The patent application tells us:
Spamminess of anchor text is an important consideration with the present invention. The system of the present invention utilizes machine learning to predict the co-ownership of two websites. Because the methods carried out by the system will be public information, the system is wide-open to be manipulated by spammers. Spammers could fairly easily designate several URLs to point to a spam webpage and have these several URLs falsely describe the spam webpage as being a non-spam webpage, such as the Yahoo!.RTM. home page.
The spammer could thereby easily setup an instance of cloaking spam. Cloaking is getting a search engine to record content for a URL that is different than what a searcher will ultimately see, often done intentionally by spammers. To counter this problem, the system employs trust information about the anchor text that the system may use for cloaking spam that creates a false match. The system may employ, for example, the same kind of definitions that a search engine uses in a typical web search.

Provided records =>
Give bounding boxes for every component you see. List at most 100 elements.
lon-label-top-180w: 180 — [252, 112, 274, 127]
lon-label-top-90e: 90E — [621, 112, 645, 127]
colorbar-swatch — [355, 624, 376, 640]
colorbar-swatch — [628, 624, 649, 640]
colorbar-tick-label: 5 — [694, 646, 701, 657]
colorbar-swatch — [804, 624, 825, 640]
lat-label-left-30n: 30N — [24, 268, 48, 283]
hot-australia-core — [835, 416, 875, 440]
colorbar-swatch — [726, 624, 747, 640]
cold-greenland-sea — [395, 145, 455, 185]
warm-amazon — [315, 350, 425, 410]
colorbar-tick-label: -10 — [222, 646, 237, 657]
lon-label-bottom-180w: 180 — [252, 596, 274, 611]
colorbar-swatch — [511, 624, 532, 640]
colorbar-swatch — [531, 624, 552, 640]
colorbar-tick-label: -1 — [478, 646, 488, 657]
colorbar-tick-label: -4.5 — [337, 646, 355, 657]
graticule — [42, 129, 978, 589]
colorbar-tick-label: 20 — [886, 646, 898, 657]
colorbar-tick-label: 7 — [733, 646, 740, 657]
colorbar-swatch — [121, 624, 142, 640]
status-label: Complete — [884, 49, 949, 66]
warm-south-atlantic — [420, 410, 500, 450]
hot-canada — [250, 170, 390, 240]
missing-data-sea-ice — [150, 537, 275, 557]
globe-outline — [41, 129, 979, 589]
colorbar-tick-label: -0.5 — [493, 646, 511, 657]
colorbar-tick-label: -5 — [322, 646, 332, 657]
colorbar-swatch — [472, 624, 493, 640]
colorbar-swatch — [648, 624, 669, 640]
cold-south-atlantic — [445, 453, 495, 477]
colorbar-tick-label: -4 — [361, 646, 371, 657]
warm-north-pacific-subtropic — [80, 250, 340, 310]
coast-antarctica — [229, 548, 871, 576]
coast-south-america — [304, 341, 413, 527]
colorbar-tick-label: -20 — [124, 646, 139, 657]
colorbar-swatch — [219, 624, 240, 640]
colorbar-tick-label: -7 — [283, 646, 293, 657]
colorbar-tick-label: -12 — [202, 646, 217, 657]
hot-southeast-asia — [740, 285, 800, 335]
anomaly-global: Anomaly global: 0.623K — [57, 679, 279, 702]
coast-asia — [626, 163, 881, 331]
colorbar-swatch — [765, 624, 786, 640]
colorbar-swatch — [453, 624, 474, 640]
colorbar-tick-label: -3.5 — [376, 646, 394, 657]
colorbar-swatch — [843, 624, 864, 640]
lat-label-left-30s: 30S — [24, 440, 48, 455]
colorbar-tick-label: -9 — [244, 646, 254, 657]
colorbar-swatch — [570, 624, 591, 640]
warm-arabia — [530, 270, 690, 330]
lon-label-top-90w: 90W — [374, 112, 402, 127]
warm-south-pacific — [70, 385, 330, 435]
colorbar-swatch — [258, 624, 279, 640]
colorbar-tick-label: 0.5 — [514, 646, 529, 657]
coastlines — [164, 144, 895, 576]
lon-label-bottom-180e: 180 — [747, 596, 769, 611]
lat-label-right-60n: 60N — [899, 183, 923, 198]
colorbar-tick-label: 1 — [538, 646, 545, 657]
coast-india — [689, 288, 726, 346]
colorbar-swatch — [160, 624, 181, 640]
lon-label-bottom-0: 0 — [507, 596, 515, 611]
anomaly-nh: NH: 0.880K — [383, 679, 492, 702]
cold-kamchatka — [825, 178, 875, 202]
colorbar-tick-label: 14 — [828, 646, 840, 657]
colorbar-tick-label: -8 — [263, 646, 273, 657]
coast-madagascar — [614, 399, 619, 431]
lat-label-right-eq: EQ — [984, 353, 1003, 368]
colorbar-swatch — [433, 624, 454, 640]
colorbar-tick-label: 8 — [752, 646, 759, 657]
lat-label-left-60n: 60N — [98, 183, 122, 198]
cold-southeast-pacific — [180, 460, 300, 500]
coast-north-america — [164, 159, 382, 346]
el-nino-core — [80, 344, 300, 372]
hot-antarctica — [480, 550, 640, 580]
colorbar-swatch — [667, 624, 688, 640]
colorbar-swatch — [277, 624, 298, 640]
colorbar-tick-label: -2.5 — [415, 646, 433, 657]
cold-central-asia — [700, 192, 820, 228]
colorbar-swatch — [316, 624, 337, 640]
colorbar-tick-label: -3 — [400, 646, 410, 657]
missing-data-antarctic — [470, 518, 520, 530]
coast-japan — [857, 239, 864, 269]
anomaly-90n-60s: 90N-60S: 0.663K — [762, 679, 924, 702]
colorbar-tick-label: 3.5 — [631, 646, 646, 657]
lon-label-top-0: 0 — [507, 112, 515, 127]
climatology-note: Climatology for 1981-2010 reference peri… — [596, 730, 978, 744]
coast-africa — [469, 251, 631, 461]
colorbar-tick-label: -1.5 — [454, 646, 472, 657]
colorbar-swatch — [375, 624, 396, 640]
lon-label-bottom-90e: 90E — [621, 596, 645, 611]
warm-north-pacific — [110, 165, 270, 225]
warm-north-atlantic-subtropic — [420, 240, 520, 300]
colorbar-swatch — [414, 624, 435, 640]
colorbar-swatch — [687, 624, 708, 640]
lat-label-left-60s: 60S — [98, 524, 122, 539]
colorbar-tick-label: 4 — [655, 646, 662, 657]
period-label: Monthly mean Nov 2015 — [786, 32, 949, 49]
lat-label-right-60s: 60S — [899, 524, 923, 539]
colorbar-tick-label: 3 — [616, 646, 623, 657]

What you will do =>
Answer these questions from the patent excerpt on anchor text spam:
(a) What does the system use to predict the co-ownership of two websites?
(b) How does the excerpt define cloaking?
(c) What does the system employ to counter cloaking spam?

Solution for this problem =>
(a) Machine learning.
(b) Cloaking is getting a search engine to record content for a URL that is different than what a searcher will ultimately see.
(c) Trust information about the anchor text.